● Some records
┄┄┄┄┄┄
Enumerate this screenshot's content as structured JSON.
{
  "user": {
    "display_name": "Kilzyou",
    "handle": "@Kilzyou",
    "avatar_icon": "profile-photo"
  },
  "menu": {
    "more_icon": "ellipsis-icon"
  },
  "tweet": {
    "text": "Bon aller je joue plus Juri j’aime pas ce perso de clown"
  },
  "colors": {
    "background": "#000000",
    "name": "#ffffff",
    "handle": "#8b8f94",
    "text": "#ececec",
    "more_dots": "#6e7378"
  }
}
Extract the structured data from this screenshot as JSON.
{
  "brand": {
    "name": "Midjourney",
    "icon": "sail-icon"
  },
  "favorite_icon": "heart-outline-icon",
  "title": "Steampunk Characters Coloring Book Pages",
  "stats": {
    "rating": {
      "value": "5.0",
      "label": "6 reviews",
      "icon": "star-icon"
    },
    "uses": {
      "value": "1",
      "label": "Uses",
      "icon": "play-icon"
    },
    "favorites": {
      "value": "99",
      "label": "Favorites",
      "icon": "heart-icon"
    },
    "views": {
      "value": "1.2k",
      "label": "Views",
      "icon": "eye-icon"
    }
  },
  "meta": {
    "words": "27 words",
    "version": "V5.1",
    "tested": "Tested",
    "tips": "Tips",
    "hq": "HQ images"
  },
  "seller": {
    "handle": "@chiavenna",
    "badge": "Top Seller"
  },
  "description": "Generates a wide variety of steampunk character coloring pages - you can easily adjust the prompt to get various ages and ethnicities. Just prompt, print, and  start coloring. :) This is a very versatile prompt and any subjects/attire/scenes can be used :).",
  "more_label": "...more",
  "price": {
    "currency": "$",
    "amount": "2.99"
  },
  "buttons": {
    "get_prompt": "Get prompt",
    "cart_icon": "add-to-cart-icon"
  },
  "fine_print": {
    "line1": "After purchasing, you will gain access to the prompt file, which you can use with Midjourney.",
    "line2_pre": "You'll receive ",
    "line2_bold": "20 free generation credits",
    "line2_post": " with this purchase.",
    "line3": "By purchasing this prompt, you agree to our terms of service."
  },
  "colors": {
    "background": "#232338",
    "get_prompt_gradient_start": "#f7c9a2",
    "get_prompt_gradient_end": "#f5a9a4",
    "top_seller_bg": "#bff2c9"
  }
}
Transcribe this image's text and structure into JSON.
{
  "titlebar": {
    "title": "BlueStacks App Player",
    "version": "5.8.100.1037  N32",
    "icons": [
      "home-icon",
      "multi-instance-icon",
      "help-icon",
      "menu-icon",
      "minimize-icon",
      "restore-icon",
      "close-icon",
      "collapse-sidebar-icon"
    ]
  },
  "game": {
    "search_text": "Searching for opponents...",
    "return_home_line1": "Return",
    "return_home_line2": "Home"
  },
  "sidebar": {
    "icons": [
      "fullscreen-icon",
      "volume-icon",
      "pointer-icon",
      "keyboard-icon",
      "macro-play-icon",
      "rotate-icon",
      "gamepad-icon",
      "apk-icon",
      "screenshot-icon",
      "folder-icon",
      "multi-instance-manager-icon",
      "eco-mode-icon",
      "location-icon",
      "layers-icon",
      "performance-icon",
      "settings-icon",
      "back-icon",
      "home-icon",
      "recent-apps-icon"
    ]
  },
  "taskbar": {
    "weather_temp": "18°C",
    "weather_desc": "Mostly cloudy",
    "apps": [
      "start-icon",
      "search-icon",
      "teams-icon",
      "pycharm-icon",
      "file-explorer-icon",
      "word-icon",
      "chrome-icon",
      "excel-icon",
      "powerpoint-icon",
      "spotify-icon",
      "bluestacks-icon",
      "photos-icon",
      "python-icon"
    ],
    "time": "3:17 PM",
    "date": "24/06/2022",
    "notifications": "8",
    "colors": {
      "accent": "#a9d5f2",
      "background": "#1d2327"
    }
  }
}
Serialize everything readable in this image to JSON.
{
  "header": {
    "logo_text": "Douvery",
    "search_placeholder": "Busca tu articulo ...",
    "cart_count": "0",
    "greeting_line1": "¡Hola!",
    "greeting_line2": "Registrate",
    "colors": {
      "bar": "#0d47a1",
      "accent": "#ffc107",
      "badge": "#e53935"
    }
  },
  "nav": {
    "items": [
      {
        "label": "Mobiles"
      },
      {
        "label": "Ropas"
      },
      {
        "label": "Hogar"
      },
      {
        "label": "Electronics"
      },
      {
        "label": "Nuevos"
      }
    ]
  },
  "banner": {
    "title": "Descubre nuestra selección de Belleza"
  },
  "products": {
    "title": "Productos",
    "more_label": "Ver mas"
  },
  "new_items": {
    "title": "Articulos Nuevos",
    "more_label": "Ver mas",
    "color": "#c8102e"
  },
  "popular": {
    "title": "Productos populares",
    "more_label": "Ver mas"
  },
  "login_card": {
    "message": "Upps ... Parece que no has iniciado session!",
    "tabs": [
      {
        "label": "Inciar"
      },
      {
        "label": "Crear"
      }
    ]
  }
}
┄┄┄┄┄┄
From the data above, copy out every line with the string "purchasing" in it.

● RESULT FOR THIS TASK
    "line1": "After purchasing, you will gain access to the prompt file, which you can use with Midjourney.",
    "line3": "By purchasing this prompt, you agree to our terms of service."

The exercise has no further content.